- _Task instructions_: Reading down the listing below, count the lines where the word "Universal" shows up, then give only that count.
##### Input for this task #####
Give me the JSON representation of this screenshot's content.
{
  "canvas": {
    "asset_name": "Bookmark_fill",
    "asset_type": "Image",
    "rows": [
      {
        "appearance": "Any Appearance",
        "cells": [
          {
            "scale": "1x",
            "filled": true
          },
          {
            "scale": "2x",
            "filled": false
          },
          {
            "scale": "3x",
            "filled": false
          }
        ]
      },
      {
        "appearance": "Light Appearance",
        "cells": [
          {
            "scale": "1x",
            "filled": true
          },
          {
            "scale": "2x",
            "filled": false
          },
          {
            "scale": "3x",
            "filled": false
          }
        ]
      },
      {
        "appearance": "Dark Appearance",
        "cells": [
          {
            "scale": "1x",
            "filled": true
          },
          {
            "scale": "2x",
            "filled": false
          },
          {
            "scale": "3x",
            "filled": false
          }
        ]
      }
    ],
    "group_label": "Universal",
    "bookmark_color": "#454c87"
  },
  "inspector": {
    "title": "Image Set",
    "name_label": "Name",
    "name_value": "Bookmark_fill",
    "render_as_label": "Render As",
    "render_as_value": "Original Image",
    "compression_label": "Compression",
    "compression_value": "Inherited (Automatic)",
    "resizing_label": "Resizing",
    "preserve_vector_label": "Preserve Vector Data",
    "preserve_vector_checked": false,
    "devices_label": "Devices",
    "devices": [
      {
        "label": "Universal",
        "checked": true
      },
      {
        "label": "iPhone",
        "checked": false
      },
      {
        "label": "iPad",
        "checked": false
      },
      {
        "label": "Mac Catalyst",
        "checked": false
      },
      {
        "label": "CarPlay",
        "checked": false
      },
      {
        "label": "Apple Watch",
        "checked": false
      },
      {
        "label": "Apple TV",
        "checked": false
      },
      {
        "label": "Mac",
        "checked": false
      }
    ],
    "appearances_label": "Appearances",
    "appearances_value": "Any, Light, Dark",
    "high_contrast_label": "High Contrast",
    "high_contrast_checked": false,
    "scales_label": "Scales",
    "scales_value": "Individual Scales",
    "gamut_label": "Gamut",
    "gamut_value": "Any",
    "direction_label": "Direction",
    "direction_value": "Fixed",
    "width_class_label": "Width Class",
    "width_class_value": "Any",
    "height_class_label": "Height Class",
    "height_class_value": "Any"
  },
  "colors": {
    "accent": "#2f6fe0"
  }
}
#####
- _Finished exercise_: 2